This basically happened to me recently. Around 5 months ago I signed up for
a retention deal, which I thought it was a good deal ($50/1000). Several
days later I realized that I might need a higher minute plan so I called
Sprint to see if they had something for me, and I was offered a $100/2500
deal that included Vision and a 2nd line. This seemed like a really good
deal to me but I wasn't ready to spend this much monthly, so I thanked the
rep and said I'd get back to them.

A couple of days later I decided to go for it (I figured that with the extra
1500 minutes I could dump my landline and the savings would pay for itself)
and called Sprint. I said that I wanted to sign up for this deal, but was
told that there was no such plan, and that the rep I spoke too must have
made a mistake. They quoted another plan that would have been around $20
more. I thanked them and hung up, and called back, hoping to get another rep
who knew about or was able to offer this plan. I had to do this 5 or 6
times, each time getting the same "no such plan" response, before I finally
got a rep who was able to offer me this plan, which I signed up for and have
been on ever since.

Source data →
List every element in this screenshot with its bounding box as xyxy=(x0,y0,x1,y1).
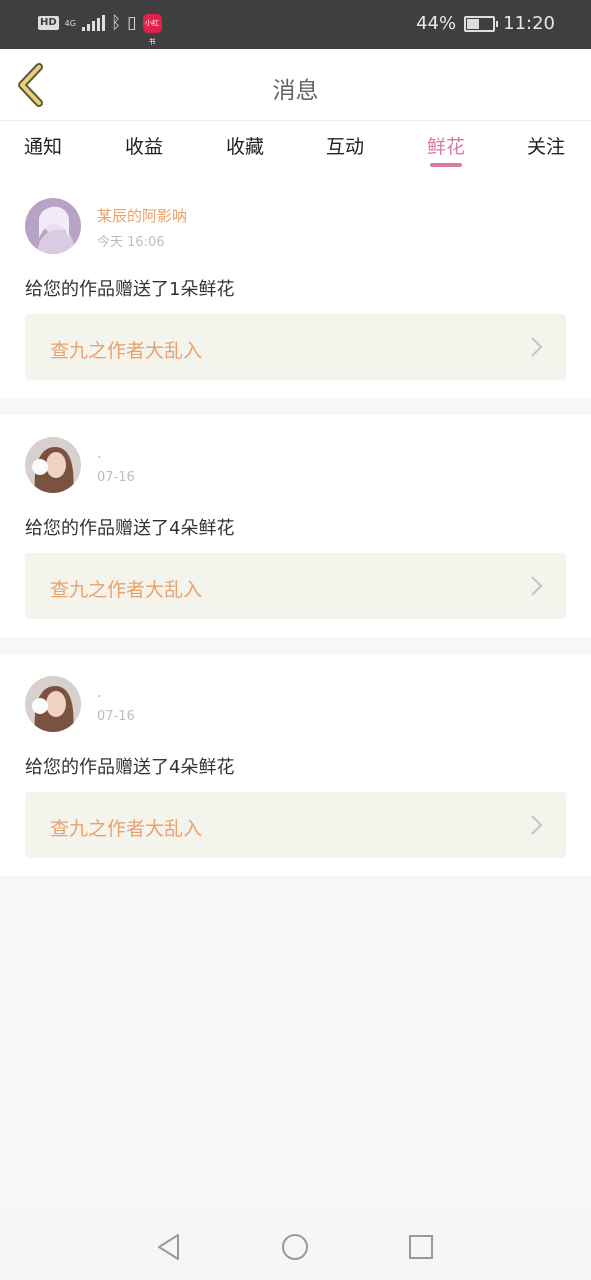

Directives →
1 - In the Sprint plan post, what monthly price and minute allowance did the retention deal the writer first signed up for have?
2 - Edit the Sprint plan post: reproduce everything from "and called Sprint." down to "on ever since.", swapping each "rep" for "representative".

Expected outputs →
1 - $50 for 1000 minutes.

2 -
and called Sprint. I said that I wanted to sign up for this deal, but was
told that there was no such plan, and that the representative I spoke too must have
made a mistake. They quoted another plan that would have been around $20
more. I thanked them and hung up, and called back, hoping to get another representative
who knew about or was able to offer this plan. I had to do this 5 or 6
times, each time getting the same "no such plan" response, before I finally
got a representative who was able to offer me this plan, which I signed up for and have
been on ever since.